## Material
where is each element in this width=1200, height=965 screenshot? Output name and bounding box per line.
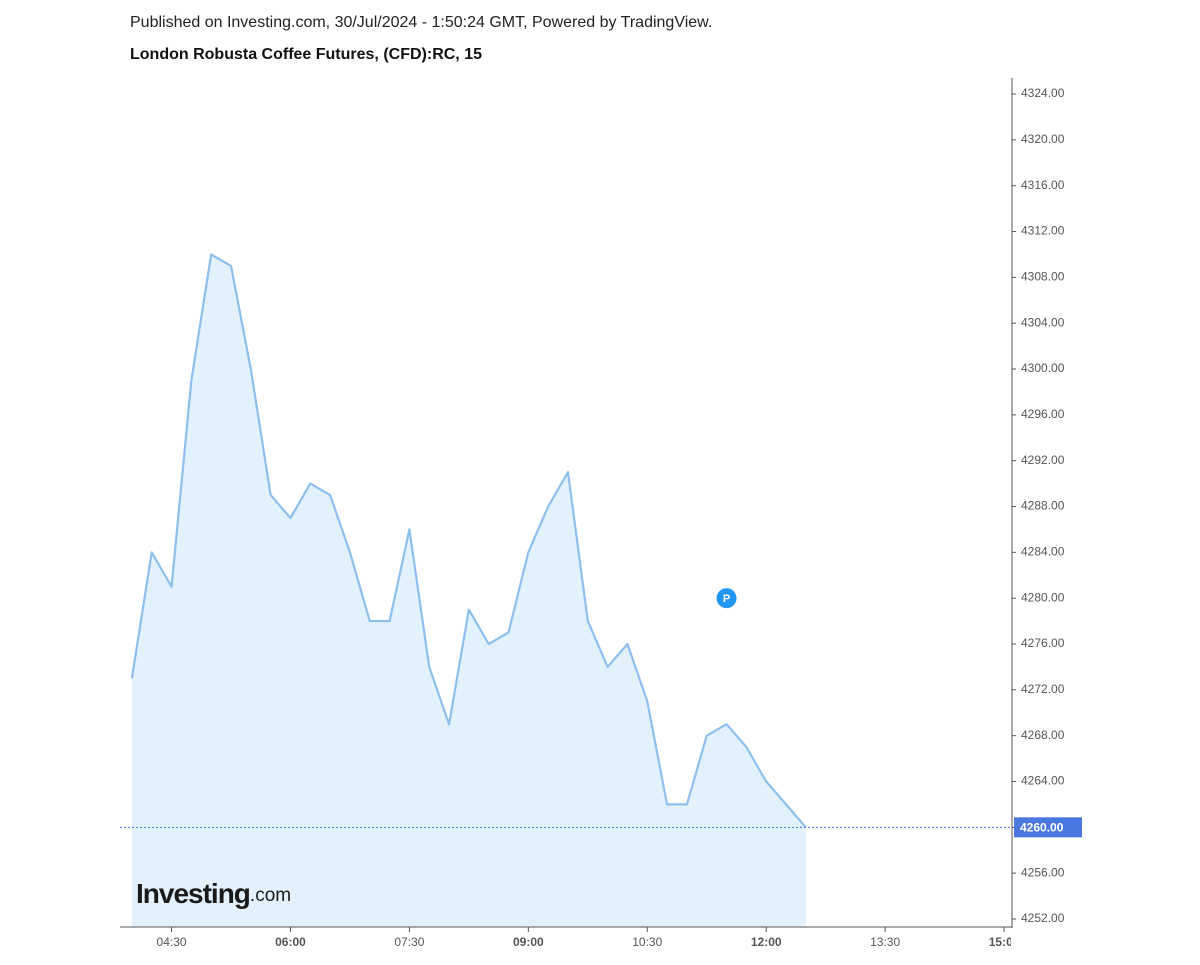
y-tick-label: 4280.00 <box>1021 590 1065 604</box>
y-tick-label: 4300.00 <box>1021 361 1065 375</box>
chart-title: London Robusta Coffee Futures, (CFD):RC,… <box>130 46 482 63</box>
annotation-marker <box>716 588 737 609</box>
price-line <box>130 253 807 829</box>
y-tick-label: 4252.00 <box>1021 911 1065 925</box>
last-price-label: 4260.00 <box>1020 820 1064 834</box>
x-tick-label: 07:30 <box>394 935 424 949</box>
y-tick-label: 4264.00 <box>1021 774 1065 788</box>
area-fill <box>131 254 806 928</box>
y-tick-label: 4256.00 <box>1021 865 1065 879</box>
y-tick-label: 4324.00 <box>1021 86 1065 100</box>
y-tick-label: 4272.00 <box>1021 682 1065 696</box>
x-tick-label: 15:00 <box>989 935 1020 949</box>
y-tick-label: 4320.00 <box>1021 132 1065 146</box>
x-tick-group: 04:30 06:00 07:30 09:00 10:30 12:00 13:30 15:00 <box>157 935 1020 949</box>
y-tick-label: 4284.00 <box>1021 545 1065 559</box>
x-tick-label: 06:00 <box>275 935 306 949</box>
y-tick-label: 4296.00 <box>1021 407 1065 421</box>
x-tick-label: 09:00 <box>513 935 544 949</box>
annotation-label: P <box>723 593 730 605</box>
y-tick-label: 4276.00 <box>1021 636 1065 650</box>
x-tick-label: 10:30 <box>632 935 662 949</box>
y-tick-label: 4292.00 <box>1021 453 1065 467</box>
watermark: Investing.com <box>136 878 291 909</box>
published-line: Published on Investing.com, 30/Jul/2024 … <box>130 14 712 31</box>
x-tick-label: 04:30 <box>157 935 187 949</box>
watermark-suffix: .com <box>250 885 291 906</box>
last-price-box <box>1014 817 1082 838</box>
y-tick-label: 4312.00 <box>1021 224 1065 238</box>
y-tick-label: 4288.00 <box>1021 499 1065 513</box>
y-tick-label: 4304.00 <box>1021 315 1065 329</box>
y-tick-label: 4268.00 <box>1021 728 1065 742</box>
y-tick-label: 4316.00 <box>1021 178 1065 192</box>
x-tick-label: 13:30 <box>870 935 900 949</box>
plot-area <box>130 253 807 928</box>
x-tick-label: 12:00 <box>751 935 782 949</box>
y-tick-label: 4308.00 <box>1021 270 1065 284</box>
watermark-brand: Investing <box>136 878 250 909</box>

## Your instructions
Update the rows above by changing "bounding box" to "pixel box" and leaving everything else as it is. Leave the pictures out.

## Expected answer
where is each element in this width=1200, height=965 screenshot? Output name and pixel box per line.
y-tick-label: 4280.00 <box>1021 590 1065 604</box>
y-tick-label: 4300.00 <box>1021 361 1065 375</box>
chart-title: London Robusta Coffee Futures, (CFD):RC,… <box>130 46 482 63</box>
annotation-marker <box>716 588 737 609</box>
price-line <box>130 253 807 829</box>
y-tick-label: 4252.00 <box>1021 911 1065 925</box>
last-price-label: 4260.00 <box>1020 820 1064 834</box>
x-tick-label: 07:30 <box>394 935 424 949</box>
y-tick-label: 4264.00 <box>1021 774 1065 788</box>
area-fill <box>131 254 806 928</box>
y-tick-label: 4256.00 <box>1021 865 1065 879</box>
y-tick-label: 4324.00 <box>1021 86 1065 100</box>
y-tick-label: 4272.00 <box>1021 682 1065 696</box>
x-tick-label: 15:00 <box>989 935 1020 949</box>
y-tick-label: 4320.00 <box>1021 132 1065 146</box>
x-tick-group: 04:30 06:00 07:30 09:00 10:30 12:00 13:30 15:00 <box>157 935 1020 949</box>
y-tick-label: 4284.00 <box>1021 545 1065 559</box>
x-tick-label: 06:00 <box>275 935 306 949</box>
y-tick-label: 4296.00 <box>1021 407 1065 421</box>
x-tick-label: 09:00 <box>513 935 544 949</box>
annotation-label: P <box>723 593 730 605</box>
y-tick-label: 4276.00 <box>1021 636 1065 650</box>
x-tick-label: 10:30 <box>632 935 662 949</box>
y-tick-label: 4292.00 <box>1021 453 1065 467</box>
watermark: Investing.com <box>136 878 291 909</box>
published-line: Published on Investing.com, 30/Jul/2024 … <box>130 14 712 31</box>
x-tick-label: 04:30 <box>157 935 187 949</box>
watermark-suffix: .com <box>250 885 291 906</box>
last-price-box <box>1014 817 1082 838</box>
y-tick-label: 4312.00 <box>1021 224 1065 238</box>
y-tick-label: 4288.00 <box>1021 499 1065 513</box>
y-tick-label: 4304.00 <box>1021 315 1065 329</box>
y-tick-label: 4268.00 <box>1021 728 1065 742</box>
y-tick-label: 4316.00 <box>1021 178 1065 192</box>
x-tick-label: 13:30 <box>870 935 900 949</box>
plot-area <box>130 253 807 928</box>
x-tick-label: 12:00 <box>751 935 782 949</box>
y-tick-label: 4308.00 <box>1021 270 1065 284</box>
watermark-brand: Investing <box>136 878 250 909</box>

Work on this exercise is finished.